Task statement: Review the lines that follow and copy each one that contains the word "MEXICO".
-- BEGIN Records shown --
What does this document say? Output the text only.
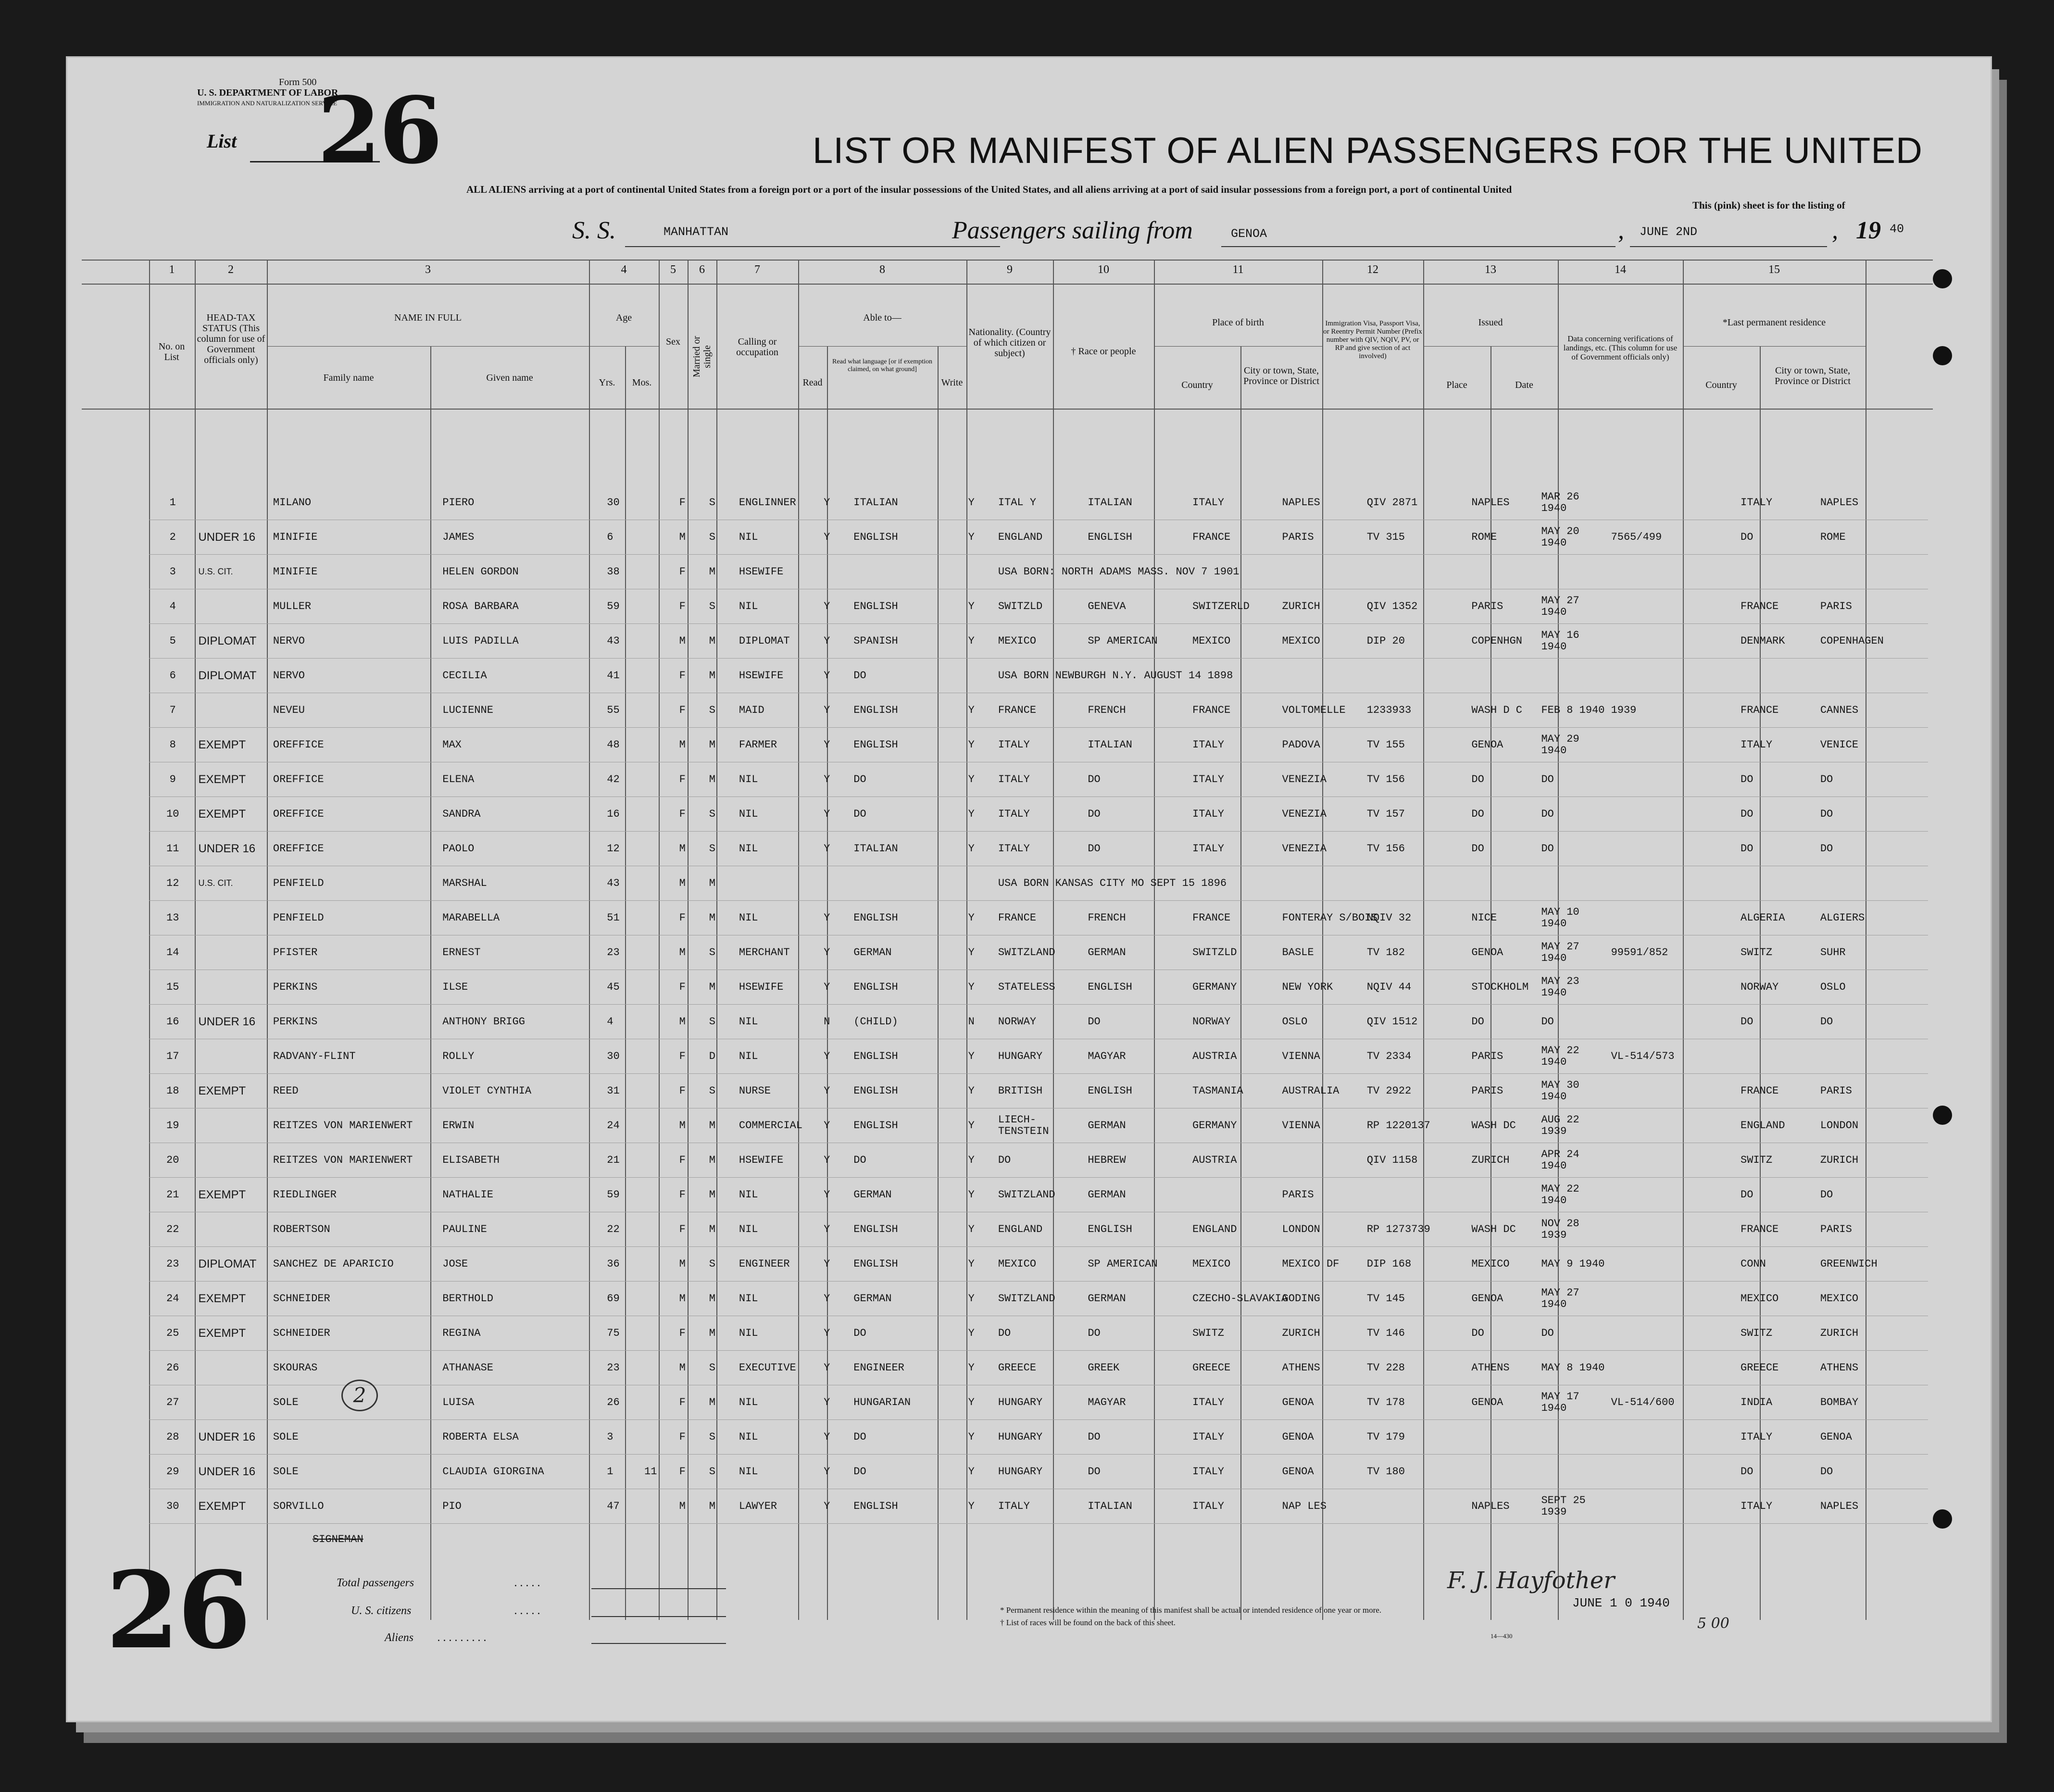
Form 500
U. S. DEPARTMENT OF LABOR
IMMIGRATION AND NATURALIZATION SERVICE
List 26	LIST OR MANIFEST OF ALIEN PASSENGERS FOR THE UNITED
ALL ALIENS arriving at a port of continental United States from a foreign port or a port of the insular possessions of the United States, and all aliens arriving at a port of said insular possessions from a foreign port, a port of continental United
This (pink) sheet is for the listing of
S. S.	MANHATTAN	Passengers sailing from	GENOA	, JUNE 2ND	, 19 40
1	2	3	4	5	6	7	8	9	10	11	12	13	14	15
No. on List
HEAD-TAX STATUS (This column for use of Government officials only)
NAME IN FULL
Family name	Given name
Age
Yrs.	Mos.
Sex	Married or single
Calling or occupation
Able to—
Read
Read what language [or if exemption claimed, on what ground]
Write
Nationality. (Country of which citizen or subject)	† Race or people
Place of birth
Country
City or town, State, Province or District
Immigration Visa, Passport Visa, or Reentry Permit Number (Prefix number with QIV, NQIV, PV, or RP and give section of act involved)
Issued
Place	Date
Data concerning verifications of landings, etc. (This column for use of Government officials only)
*Last permanent residence
Country
City or town, State, Province or District
1		MILANO	PIERO	30		F	S	ENGLINNER	Y	ITALIAN	Y	ITAL Y	ITALIAN	ITALY	NAPLES	QIV 2871	NAPLES	MAR 26 1940		ITALY	NAPLES
2	UNDER 16	MINIFIE	JAMES	6		M	S	NIL	Y	ENGLISH	Y	ENGLAND	ENGLISH	FRANCE	PARIS	TV 315	ROME	MAY 20 1940	7565/499	DO	ROME
3	U.S. CIT.	MINIFIE	HELEN GORDON	38		F	M	HSEWIFE				USA BORN: NORTH ADAMS MASS. NOV 7 1901									
4		MULLER	ROSA BARBARA	59		F	S	NIL	Y	ENGLISH	Y	SWITZLD	GENEVA	SWITZERLD	ZURICH	QIV 1352	PARIS	MAY 27 1940		FRANCE	PARIS
5	DIPLOMAT	NERVO	LUIS PADILLA	43		M	M	DIPLOMAT	Y	SPANISH	Y	MEXICO	SP AMERICAN	MEXICO	MEXICO	DIP 20	COPENHGN	MAY 16 1940		DENMARK	COPENHAGEN
6	DIPLOMAT	NERVO	CECILIA	41		F	M	HSEWIFE	Y	DO		USA BORN NEWBURGH N.Y. AUGUST 14 1898									
7		NEVEU	LUCIENNE	55		F	S	MAID	Y	ENGLISH	Y	FRANCE	FRENCH	FRANCE	VOLTOMELLE	1233933	WASH D C	FEB 8 1940	1939	FRANCE	CANNES
8	EXEMPT	OREFFICE	MAX	48		M	M	FARMER	Y	ENGLISH	Y	ITALY	ITALIAN	ITALY	PADOVA	TV 155	GENOA	MAY 29 1940		ITALY	VENICE
9	EXEMPT	OREFFICE	ELENA	42		F	M	NIL	Y	DO	Y	ITALY	DO	ITALY	VENEZIA	TV 156	DO	DO		DO	DO
10	EXEMPT	OREFFICE	SANDRA	16		F	S	NIL	Y	DO	Y	ITALY	DO	ITALY	VENEZIA	TV 157	DO	DO		DO	DO
11	UNDER 16	OREFFICE	PAOLO	12		M	S	NIL	Y	ITALIAN	Y	ITALY	DO	ITALY	VENEZIA	TV 156	DO	DO		DO	DO
12	U.S. CIT.	PENFIELD	MARSHAL	43		M	M					USA BORN KANSAS CITY MO SEPT 15 1896									
13		PENFIELD	MARABELLA	51		F	M	NIL	Y	ENGLISH	Y	FRANCE	FRENCH	FRANCE	FONTERAY S/BOIS	NQIV 32	NICE	MAY 10 1940		ALGERIA	ALGIERS
14		PFISTER	ERNEST	23		M	S	MERCHANT	Y	GERMAN	Y	SWITZLAND	GERMAN	SWITZLD	BASLE	TV 182	GENOA	MAY 27 1940	99591/852	SWITZ	SUHR
15		PERKINS	ILSE	45		F	M	HSEWIFE	Y	ENGLISH	Y	STATELESS	ENGLISH	GERMANY	NEW YORK	NQIV 44	STOCKHOLM	MAY 23 1940		NORWAY	OSLO
16	UNDER 16	PERKINS	ANTHONY BRIGG	4		M	S	NIL	N	(CHILD)	N	NORWAY	DO	NORWAY	OSLO	QIV 1512	DO	DO		DO	DO
17		RADVANY-FLINT	ROLLY	30		F	D	NIL	Y	ENGLISH	Y	HUNGARY	MAGYAR	AUSTRIA	VIENNA	TV 2334	PARIS	MAY 22 1940	VL-514/573		
18	EXEMPT	REED	VIOLET CYNTHIA	31		F	S	NURSE	Y	ENGLISH	Y	BRITISH	ENGLISH	TASMANIA	AUSTRALIA	TV 2922	PARIS	MAY 30 1940		FRANCE	PARIS
19		REITZES VON MARIENWERT	ERWIN	24		M	M	COMMERCIAL	Y	ENGLISH	Y	LIECH-TENSTEIN	GERMAN	GERMANY	VIENNA	RP 1220137	WASH DC	AUG 22 1939		ENGLAND	LONDON
20		REITZES VON MARIENWERT	ELISABETH	21		F	M	HSEWIFE	Y	DO	Y	DO	HEBREW	AUSTRIA		QIV 1158	ZURICH	APR 24 1940		SWITZ	ZURICH
21	EXEMPT	RIEDLINGER	NATHALIE	59		F	M	NIL	Y	GERMAN	Y	SWITZLAND	GERMAN		PARIS			MAY 22 1940		DO	DO
22		ROBERTSON	PAULINE	22		F	M	NIL	Y	ENGLISH	Y	ENGLAND	ENGLISH	ENGLAND	LONDON	RP 1273739	WASH DC	NOV 28 1939		FRANCE	PARIS
23	DIPLOMAT	SANCHEZ DE APARICIO	JOSE	36		M	S	ENGINEER	Y	ENGLISH	Y	MEXICO	SP AMERICAN	MEXICO	MEXICO DF	DIP 168	MEXICO	MAY 9 1940		CONN	GREENWICH
24	EXEMPT	SCHNEIDER	BERTHOLD	69		M	M	NIL	Y	GERMAN	Y	SWITZLAND	GERMAN	CZECHO-SLAVAKIA	GODING	TV 145	GENOA	MAY 27 1940		MEXICO	MEXICO
25	EXEMPT	SCHNEIDER	REGINA	75		F	M	NIL	Y	DO	Y	DO	DO	SWITZ	ZURICH	TV 146	DO	DO		SWITZ	ZURICH
26		SKOURAS	ATHANASE	23		M	S	EXECUTIVE	Y	ENGINEER	Y	GREECE	GREEK	GREECE	ATHENS	TV 228	ATHENS	MAY 8 1940		GREECE	ATHENS
27		SOLE	LUISA	26		F	M	NIL	Y	HUNGARIAN	Y	HUNGARY	MAGYAR	ITALY	GENOA	TV 178	GENOA	MAY 17 1940	VL-514/600	INDIA	BOMBAY
28	UNDER 16	SOLE	ROBERTA ELSA	3		F	S	NIL	Y	DO	Y	HUNGARY	DO	ITALY	GENOA	TV 179				ITALY	GENOA
29	UNDER 16	SOLE	CLAUDIA GIORGINA	1	11	F	S	NIL	Y	DO	Y	HUNGARY	DO	ITALY	GENOA	TV 180				DO	DO
30	EXEMPT	SORVILLO	PIO	47		M	M	LAWYER	Y	ENGLISH	Y	ITALY	ITALIAN	ITALY	NAP LES		NAPLES	SEPT 25 1939		ITALY	NAPLES
SIGNEMAN
2
F. J. Hayfother
JUNE 1 0 1940
5 00
26	Total passengers	. . . . .
U. S. citizens	. . . . .
Aliens . . . . . . . . .
* Permanent residence within the meaning of this manifest shall be actual or intended residence of one year or more.
† List of races will be found on the back of this sheet.
14—430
-- END Records shown --
Output below:
5	DIPLOMAT	NERVO	LUIS PADILLA	43		M	M	DIPLOMAT	Y	SPANISH	Y	MEXICO	SP AMERICAN	MEXICO	MEXICO	DIP 20	COPENHGN	MAY 16 1940		DENMARK	COPENHAGEN
23	DIPLOMAT	SANCHEZ DE APARICIO	JOSE	36		M	S	ENGINEER	Y	ENGLISH	Y	MEXICO	SP AMERICAN	MEXICO	MEXICO DF	DIP 168	MEXICO	MAY 9 1940		CONN	GREENWICH
24	EXEMPT	SCHNEIDER	BERTHOLD	69		M	M	NIL	Y	GERMAN	Y	SWITZLAND	GERMAN	CZECHO-SLAVAKIA	GODING	TV 145	GENOA	MAY 27 1940		MEXICO	MEXICO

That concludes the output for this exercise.